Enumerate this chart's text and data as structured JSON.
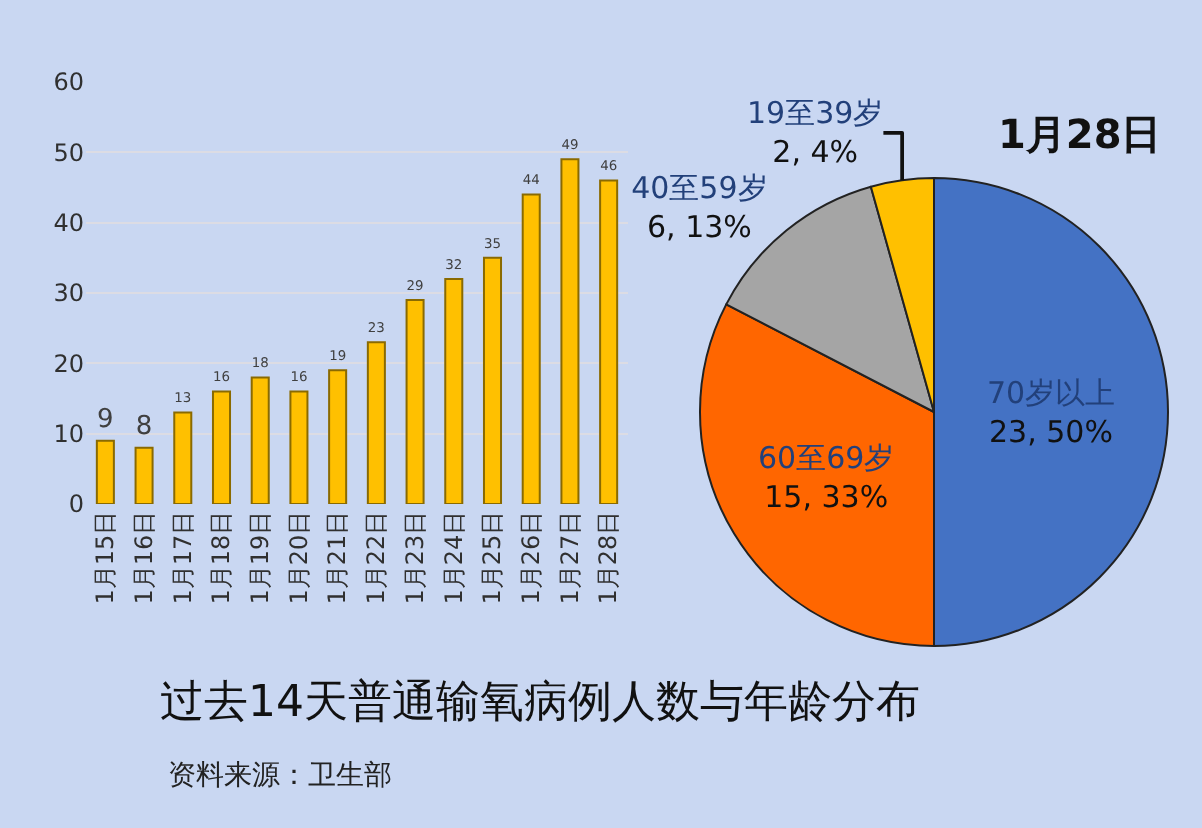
{
  "chart_data": [
    {
      "type": "bar",
      "title": "过去14天普通输氧病例人数与年龄分布",
      "annotations": [
        "资料来源：卫生部"
      ],
      "categories": [
        "1月15日",
        "1月16日",
        "1月17日",
        "1月18日",
        "1月19日",
        "1月20日",
        "1月21日",
        "1月22日",
        "1月23日",
        "1月24日",
        "1月25日",
        "1月26日",
        "1月27日",
        "1月28日"
      ],
      "values": [
        9,
        8,
        13,
        16,
        18,
        16,
        19,
        23,
        29,
        32,
        35,
        44,
        49,
        46
      ],
      "color": "#ffc000",
      "ylim": [
        0,
        60
      ],
      "yticks": [
        0,
        10,
        20,
        30,
        40,
        50,
        60
      ],
      "grid": "y",
      "data_labels": true
    },
    {
      "type": "pie",
      "title": "1月28日",
      "categories": [
        "70岁以上",
        "60至69岁",
        "40至59岁",
        "19至39岁"
      ],
      "values": [
        23,
        15,
        6,
        2
      ],
      "colors": [
        "#4472c4",
        "#ff6600",
        "#a5a5a5",
        "#ffc000"
      ],
      "value_labels": [
        "23, 50%",
        "15, 33%",
        "6, 13%",
        "2, 4%"
      ]
    }
  ]
}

YOUR INSTRUCTIONS:
In the listing, find every line containing the word "title" and list it.

REPLY TO THE EXERCISE:
      "title": "过去14天普通输氧病例人数与年龄分布",
      "title": "1月28日",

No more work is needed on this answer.